# [GOAL OF THE EXERCISE]
Report all lines holding "Ebeltoft".

# [DATA TO USE]
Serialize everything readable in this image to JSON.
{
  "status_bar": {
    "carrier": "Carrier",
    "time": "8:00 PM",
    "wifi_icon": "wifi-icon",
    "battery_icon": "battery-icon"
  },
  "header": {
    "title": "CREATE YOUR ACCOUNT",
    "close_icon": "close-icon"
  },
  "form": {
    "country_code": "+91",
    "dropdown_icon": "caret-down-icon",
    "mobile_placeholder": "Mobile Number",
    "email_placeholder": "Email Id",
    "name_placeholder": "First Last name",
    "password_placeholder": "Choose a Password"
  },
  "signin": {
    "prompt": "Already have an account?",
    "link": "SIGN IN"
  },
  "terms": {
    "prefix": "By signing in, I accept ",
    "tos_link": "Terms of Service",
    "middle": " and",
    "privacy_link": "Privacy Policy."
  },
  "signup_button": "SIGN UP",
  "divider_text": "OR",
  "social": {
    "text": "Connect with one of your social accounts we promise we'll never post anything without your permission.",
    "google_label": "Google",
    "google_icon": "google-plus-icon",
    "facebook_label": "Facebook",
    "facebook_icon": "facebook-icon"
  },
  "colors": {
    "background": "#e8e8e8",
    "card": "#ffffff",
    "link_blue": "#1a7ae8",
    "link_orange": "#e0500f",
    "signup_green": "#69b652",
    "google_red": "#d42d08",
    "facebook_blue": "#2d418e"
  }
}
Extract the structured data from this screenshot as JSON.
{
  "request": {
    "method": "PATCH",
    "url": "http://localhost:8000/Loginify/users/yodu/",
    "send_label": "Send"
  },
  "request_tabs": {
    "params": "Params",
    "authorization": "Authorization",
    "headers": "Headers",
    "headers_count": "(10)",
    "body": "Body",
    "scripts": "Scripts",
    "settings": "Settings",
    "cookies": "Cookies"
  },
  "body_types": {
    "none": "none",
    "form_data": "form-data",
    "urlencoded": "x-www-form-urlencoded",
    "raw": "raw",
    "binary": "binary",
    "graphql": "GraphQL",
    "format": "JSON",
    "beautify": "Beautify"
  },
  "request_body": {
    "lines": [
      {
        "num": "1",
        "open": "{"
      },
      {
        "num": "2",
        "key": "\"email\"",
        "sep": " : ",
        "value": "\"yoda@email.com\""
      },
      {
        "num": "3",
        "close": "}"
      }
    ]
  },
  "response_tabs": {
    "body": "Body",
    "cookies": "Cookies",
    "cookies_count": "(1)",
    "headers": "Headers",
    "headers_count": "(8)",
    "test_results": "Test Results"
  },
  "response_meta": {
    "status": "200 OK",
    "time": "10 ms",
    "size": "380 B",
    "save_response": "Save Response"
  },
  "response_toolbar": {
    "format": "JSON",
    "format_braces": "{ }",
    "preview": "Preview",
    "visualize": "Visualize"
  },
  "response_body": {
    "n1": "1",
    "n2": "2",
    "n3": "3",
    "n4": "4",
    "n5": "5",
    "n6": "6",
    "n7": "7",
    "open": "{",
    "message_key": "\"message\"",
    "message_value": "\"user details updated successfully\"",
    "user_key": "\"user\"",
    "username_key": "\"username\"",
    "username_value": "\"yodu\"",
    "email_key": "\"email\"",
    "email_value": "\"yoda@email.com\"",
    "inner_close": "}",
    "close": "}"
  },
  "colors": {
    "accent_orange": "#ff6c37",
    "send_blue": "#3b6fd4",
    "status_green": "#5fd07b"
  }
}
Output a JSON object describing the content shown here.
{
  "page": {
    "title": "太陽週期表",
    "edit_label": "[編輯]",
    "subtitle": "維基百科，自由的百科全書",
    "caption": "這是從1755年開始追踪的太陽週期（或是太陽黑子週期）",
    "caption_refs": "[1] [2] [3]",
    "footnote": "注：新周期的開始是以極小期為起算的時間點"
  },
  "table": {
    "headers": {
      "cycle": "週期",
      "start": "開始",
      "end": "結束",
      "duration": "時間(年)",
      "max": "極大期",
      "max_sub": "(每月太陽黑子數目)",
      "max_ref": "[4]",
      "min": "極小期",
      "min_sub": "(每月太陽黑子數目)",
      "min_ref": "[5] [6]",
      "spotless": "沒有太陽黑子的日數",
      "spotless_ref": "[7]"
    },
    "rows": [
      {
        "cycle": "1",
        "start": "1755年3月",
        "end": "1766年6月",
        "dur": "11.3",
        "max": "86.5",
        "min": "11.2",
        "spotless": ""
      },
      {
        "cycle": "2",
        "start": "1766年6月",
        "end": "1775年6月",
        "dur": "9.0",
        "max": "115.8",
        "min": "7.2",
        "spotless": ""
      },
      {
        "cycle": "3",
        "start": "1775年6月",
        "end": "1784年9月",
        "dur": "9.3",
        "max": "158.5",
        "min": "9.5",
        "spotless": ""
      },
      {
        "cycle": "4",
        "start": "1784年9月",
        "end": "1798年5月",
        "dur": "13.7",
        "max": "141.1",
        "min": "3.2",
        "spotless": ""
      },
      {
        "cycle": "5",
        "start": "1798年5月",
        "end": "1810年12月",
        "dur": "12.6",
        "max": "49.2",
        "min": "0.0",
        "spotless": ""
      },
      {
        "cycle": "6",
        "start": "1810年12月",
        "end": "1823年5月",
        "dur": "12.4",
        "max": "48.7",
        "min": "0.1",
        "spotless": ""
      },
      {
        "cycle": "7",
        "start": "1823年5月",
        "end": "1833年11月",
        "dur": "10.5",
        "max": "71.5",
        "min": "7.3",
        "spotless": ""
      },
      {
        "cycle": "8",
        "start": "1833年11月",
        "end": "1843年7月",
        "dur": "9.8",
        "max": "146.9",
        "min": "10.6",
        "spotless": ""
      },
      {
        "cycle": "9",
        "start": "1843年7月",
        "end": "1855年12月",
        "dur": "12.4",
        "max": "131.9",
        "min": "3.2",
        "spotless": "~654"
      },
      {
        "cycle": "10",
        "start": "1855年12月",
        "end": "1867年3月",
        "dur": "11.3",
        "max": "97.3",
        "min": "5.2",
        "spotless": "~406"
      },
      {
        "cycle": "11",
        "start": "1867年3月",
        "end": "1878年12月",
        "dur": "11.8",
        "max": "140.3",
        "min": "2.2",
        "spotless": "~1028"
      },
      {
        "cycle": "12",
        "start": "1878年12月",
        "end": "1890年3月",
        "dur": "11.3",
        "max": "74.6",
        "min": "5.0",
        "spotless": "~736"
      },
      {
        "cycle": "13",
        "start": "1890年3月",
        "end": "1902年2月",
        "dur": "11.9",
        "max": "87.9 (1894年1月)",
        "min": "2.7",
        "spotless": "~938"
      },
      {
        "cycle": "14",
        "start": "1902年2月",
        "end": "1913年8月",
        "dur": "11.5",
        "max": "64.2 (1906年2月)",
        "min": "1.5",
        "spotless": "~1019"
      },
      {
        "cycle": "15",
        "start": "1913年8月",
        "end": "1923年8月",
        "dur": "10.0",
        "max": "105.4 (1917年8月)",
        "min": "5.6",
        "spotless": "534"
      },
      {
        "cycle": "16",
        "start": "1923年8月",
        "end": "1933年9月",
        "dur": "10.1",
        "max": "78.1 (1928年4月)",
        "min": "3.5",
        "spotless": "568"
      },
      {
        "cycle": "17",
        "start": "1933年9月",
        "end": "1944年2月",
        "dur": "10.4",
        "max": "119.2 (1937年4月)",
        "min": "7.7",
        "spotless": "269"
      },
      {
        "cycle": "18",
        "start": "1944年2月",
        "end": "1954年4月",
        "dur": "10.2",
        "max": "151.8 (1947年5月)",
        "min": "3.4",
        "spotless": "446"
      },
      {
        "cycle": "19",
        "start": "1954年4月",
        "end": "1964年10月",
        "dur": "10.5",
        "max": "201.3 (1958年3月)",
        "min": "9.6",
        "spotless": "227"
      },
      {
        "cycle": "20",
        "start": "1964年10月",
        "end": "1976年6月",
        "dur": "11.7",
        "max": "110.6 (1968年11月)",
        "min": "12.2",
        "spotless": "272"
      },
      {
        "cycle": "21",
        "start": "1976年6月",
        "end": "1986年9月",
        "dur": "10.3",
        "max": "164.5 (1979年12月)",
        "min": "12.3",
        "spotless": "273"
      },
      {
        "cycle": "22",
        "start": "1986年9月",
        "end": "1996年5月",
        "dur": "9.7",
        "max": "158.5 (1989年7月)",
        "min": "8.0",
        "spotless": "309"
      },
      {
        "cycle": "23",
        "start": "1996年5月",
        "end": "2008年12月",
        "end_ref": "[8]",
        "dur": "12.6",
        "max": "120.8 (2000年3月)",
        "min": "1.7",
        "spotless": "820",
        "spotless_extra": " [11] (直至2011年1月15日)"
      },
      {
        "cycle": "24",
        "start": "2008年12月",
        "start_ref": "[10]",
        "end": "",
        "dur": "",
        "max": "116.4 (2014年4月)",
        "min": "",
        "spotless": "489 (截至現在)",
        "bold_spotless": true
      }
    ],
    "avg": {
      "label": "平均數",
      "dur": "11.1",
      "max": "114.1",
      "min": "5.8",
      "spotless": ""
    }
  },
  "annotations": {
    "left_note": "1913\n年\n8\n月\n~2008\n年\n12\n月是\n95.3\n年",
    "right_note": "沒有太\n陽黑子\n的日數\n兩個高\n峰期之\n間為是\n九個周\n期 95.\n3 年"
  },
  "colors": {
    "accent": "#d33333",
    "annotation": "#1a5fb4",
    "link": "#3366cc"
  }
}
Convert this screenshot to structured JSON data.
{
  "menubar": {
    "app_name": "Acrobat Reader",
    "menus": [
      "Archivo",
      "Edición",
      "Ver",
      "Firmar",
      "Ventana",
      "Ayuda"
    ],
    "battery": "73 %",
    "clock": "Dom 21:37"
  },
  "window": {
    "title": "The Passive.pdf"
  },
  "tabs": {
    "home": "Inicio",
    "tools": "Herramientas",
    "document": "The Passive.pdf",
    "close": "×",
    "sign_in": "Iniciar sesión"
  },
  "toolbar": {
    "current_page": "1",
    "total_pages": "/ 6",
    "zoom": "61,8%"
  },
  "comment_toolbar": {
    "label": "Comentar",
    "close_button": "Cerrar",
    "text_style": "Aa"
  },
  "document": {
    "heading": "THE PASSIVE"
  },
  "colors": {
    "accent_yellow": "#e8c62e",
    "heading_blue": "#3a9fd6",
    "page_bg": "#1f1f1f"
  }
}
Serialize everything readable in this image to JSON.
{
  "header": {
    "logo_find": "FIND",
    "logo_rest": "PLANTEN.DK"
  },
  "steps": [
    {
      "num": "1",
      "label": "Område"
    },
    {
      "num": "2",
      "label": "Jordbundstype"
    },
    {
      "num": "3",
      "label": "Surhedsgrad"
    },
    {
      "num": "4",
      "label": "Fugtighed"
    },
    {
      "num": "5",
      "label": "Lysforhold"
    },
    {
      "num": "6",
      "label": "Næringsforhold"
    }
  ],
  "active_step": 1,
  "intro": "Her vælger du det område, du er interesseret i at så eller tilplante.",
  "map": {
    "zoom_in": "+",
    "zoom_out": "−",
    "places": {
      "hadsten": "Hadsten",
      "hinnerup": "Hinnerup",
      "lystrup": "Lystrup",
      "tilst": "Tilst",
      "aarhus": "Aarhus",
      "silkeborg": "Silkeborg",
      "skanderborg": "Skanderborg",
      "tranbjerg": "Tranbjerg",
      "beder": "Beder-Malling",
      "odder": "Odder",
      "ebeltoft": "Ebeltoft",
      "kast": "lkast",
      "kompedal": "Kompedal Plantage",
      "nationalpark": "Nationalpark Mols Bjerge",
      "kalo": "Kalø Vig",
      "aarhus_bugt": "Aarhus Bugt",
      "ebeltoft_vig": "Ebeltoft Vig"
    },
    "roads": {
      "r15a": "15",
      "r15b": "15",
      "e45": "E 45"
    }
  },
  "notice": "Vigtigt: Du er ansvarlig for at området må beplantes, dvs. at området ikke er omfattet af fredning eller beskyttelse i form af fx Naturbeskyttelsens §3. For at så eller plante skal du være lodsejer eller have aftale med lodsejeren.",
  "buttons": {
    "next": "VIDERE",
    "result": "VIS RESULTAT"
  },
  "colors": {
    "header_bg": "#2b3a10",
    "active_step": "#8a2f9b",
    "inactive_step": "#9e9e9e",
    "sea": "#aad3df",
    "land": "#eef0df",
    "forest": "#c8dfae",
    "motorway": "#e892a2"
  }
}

# [CORRECT RESULT]
      "ebeltoft": "Ebeltoft",
      "ebeltoft_vig": "Ebeltoft Vig"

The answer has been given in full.